Goal of the exercise
Find how many lines hold the word "pairs". Give only the number.
** START Excerpted records **
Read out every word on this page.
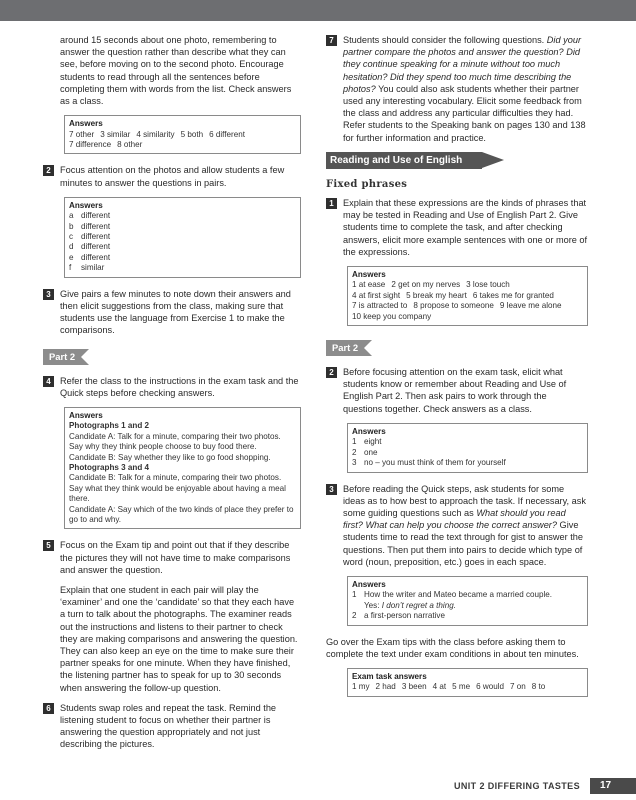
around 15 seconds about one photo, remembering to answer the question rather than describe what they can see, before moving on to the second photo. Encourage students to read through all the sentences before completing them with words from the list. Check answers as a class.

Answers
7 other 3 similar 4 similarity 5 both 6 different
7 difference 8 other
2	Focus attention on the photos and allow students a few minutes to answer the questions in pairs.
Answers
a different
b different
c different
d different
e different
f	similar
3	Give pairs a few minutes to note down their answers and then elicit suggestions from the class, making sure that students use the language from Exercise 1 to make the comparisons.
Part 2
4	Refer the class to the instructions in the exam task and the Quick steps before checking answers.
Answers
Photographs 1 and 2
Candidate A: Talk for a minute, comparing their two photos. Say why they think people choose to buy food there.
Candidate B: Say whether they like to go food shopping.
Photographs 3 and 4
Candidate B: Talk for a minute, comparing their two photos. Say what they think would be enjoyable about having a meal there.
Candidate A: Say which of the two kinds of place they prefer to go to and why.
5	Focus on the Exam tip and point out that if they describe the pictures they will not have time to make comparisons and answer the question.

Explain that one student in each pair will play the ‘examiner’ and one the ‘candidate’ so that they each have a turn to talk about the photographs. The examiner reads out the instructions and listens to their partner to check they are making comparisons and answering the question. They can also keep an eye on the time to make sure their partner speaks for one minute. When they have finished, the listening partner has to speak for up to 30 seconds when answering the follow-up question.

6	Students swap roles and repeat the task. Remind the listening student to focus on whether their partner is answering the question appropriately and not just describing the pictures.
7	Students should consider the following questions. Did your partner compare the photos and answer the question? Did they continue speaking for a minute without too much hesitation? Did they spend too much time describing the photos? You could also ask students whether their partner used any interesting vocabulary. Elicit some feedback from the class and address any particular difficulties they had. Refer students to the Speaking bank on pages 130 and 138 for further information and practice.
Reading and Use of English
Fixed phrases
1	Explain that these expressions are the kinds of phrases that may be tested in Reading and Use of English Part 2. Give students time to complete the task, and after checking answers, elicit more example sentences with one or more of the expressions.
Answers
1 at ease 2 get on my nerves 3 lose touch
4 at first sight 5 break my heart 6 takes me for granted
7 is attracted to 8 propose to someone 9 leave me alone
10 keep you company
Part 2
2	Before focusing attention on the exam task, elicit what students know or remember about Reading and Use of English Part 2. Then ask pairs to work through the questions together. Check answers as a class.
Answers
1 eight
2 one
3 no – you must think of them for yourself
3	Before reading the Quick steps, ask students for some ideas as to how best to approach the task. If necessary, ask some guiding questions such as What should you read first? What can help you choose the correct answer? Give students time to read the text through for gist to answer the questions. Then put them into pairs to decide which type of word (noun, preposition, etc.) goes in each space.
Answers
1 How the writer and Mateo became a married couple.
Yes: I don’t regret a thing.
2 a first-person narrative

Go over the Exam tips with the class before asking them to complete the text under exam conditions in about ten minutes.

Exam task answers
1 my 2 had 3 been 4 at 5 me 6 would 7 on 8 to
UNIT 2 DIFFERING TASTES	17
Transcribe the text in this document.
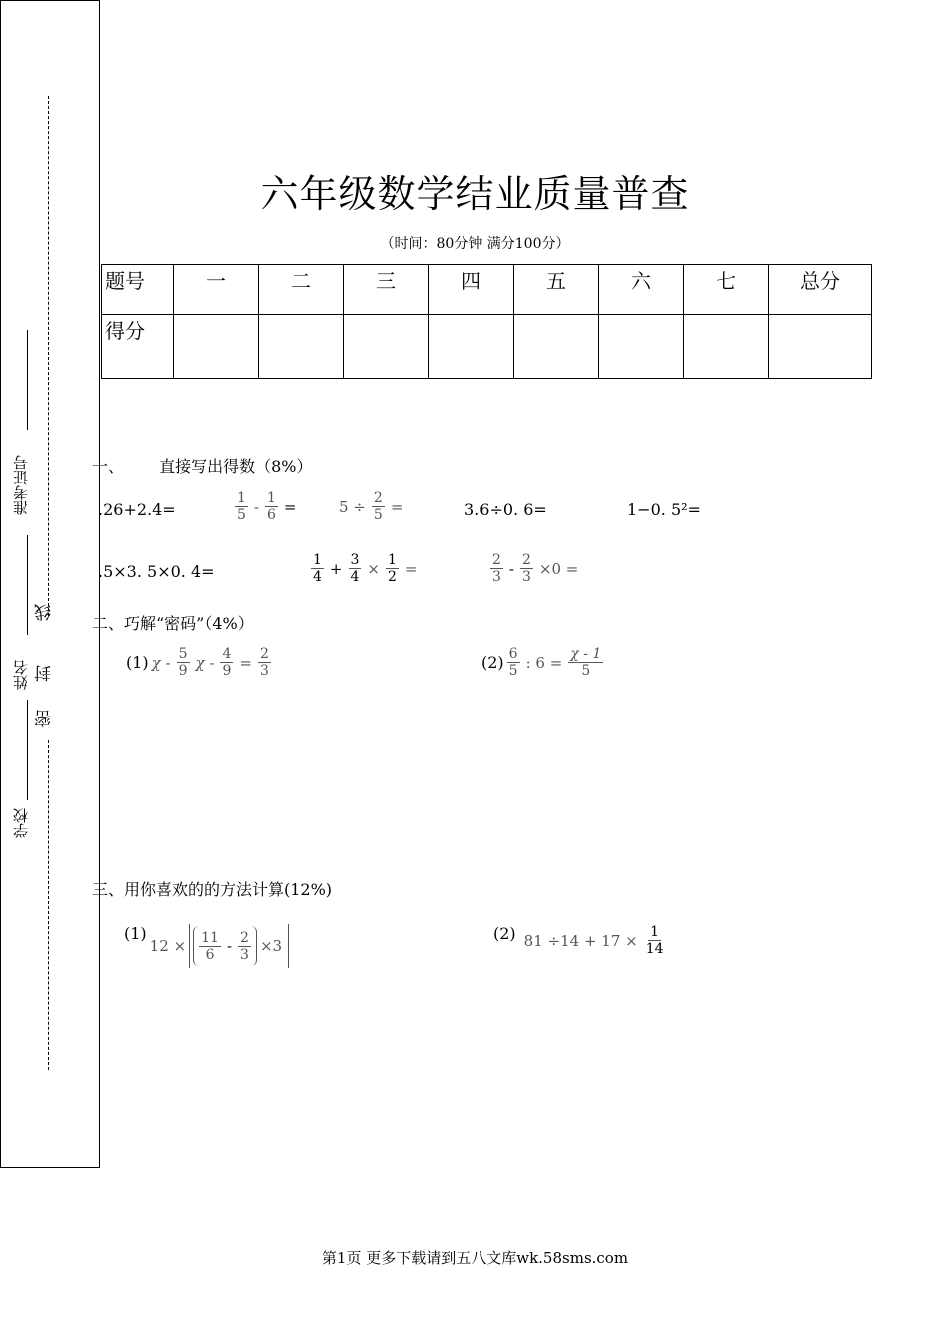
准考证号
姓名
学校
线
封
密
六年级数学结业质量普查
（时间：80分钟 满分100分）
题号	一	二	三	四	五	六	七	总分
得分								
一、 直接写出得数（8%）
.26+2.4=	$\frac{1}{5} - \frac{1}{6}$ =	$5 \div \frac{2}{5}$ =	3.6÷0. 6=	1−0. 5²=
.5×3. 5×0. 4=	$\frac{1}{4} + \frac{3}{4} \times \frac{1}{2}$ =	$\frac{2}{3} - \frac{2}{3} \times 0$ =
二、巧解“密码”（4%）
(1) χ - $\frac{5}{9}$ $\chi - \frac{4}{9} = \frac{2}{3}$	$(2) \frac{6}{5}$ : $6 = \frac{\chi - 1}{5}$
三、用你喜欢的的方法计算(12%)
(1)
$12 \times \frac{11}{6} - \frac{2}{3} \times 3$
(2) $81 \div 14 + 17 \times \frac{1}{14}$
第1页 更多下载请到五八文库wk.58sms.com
** END Excerpted records **
Task result
4